= Written exercise =
Every line of the listing must be reproduced as it stands. Leave the images behind.

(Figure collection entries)
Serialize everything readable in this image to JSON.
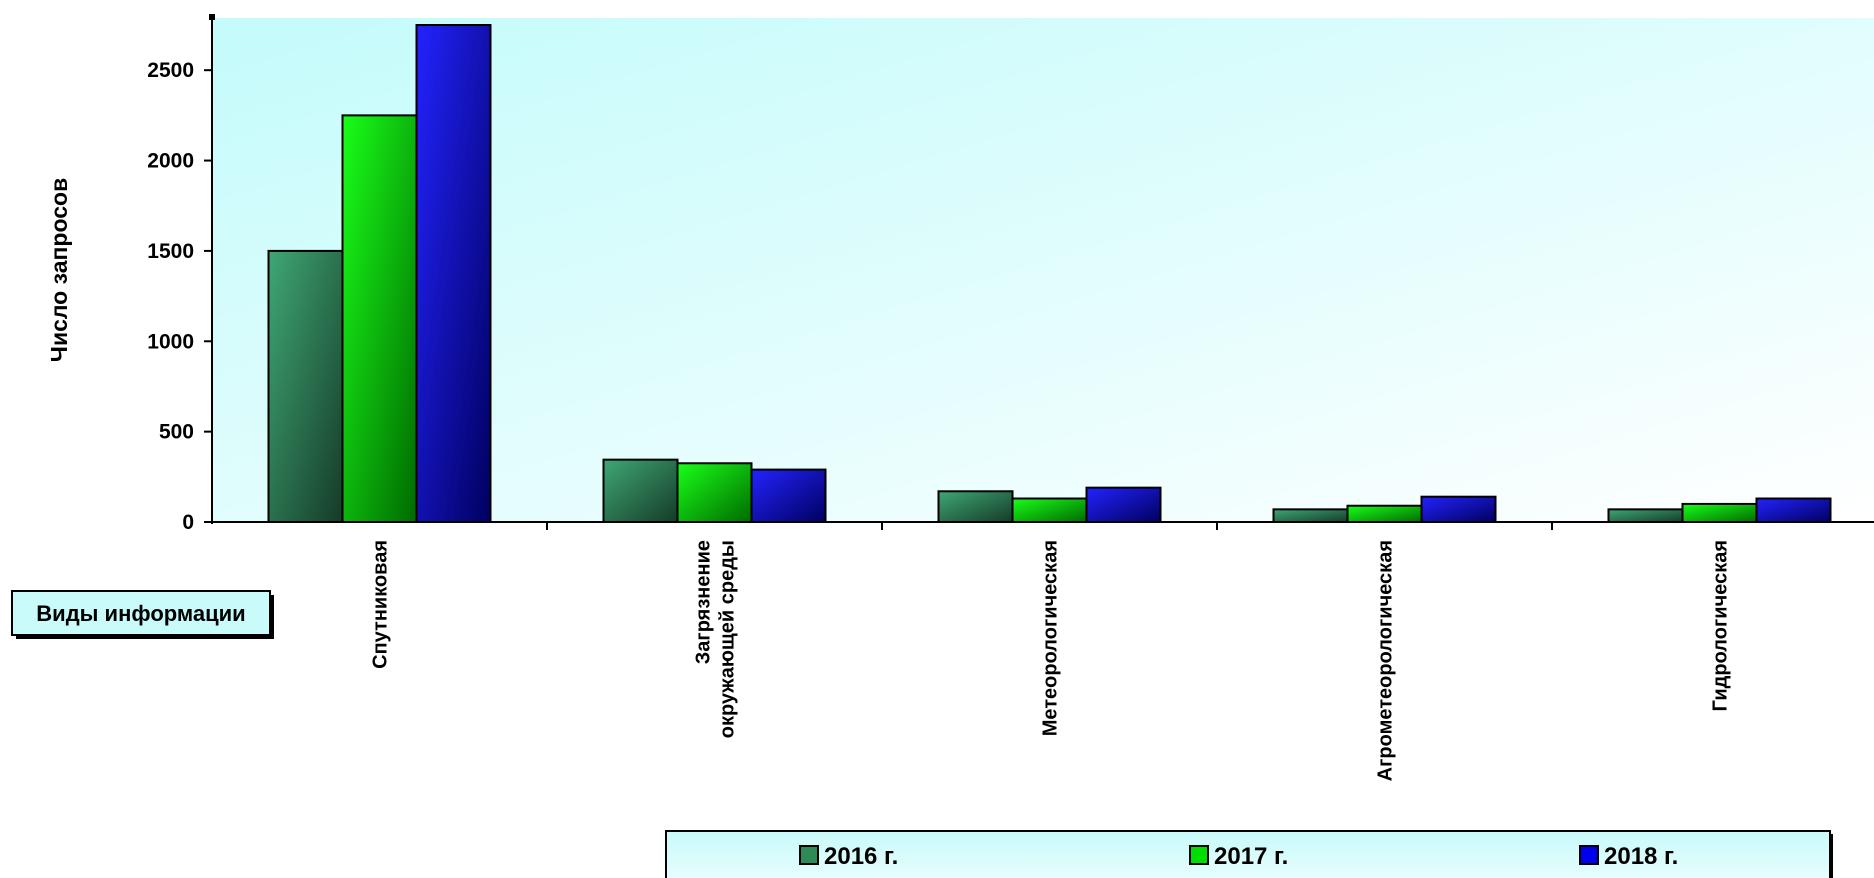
{
  "chart_data": {
    "type": "bar",
    "categories": [
      [
        "Спутниковая"
      ],
      [
        "Загрязнение",
        "окружающей среды"
      ],
      [
        "Метеорологическая"
      ],
      [
        "Агрометеорологическая"
      ],
      [
        "Гидрологическая"
      ]
    ],
    "series": [
      {
        "name": "2016 г.",
        "values": [
          1500,
          345,
          170,
          70,
          70
        ],
        "color": "#2e8b57"
      },
      {
        "name": "2017 г.",
        "values": [
          2250,
          325,
          130,
          90,
          100
        ],
        "color": "#00dd00"
      },
      {
        "name": "2018 г.",
        "values": [
          2750,
          290,
          190,
          140,
          130
        ],
        "color": "#0000ee"
      }
    ],
    "ylabel": "Число запросов",
    "xlabel": "Виды информации",
    "ylim": [
      0,
      2750
    ],
    "yticks": [
      0,
      500,
      1000,
      1500,
      2000,
      2500
    ],
    "legend_position": "bottom",
    "background": "gradient light cyan to white",
    "grid": false
  }
}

= The reply =
Serialize everything readable in this image to JSON.
{
  "chart_data": {
    "type": "bar",
    "categories": [
      [
        "Спутниковая"
      ],
      [
        "Загрязнение",
        "окружающей среды"
      ],
      [
        "Метеорологическая"
      ],
      [
        "Агрометеорологическая"
      ],
      [
        "Гидрологическая"
      ]
    ],
    "series": [
      {
        "name": "2016 г.",
        "values": [
          1500,
          345,
          170,
          70,
          70
        ],
        "color": "#2e8b57"
      },
      {
        "name": "2017 г.",
        "values": [
          2250,
          325,
          130,
          90,
          100
        ],
        "color": "#00dd00"
      },
      {
        "name": "2018 г.",
        "values": [
          2750,
          290,
          190,
          140,
          130
        ],
        "color": "#0000ee"
      }
    ],
    "ylabel": "Число запросов",
    "xlabel": "Виды информации",
    "ylim": [
      0,
      2750
    ],
    "yticks": [
      0,
      500,
      1000,
      1500,
      2000,
      2500
    ],
    "legend_position": "bottom",
    "background": "gradient light cyan to white",
    "grid": false
  }
}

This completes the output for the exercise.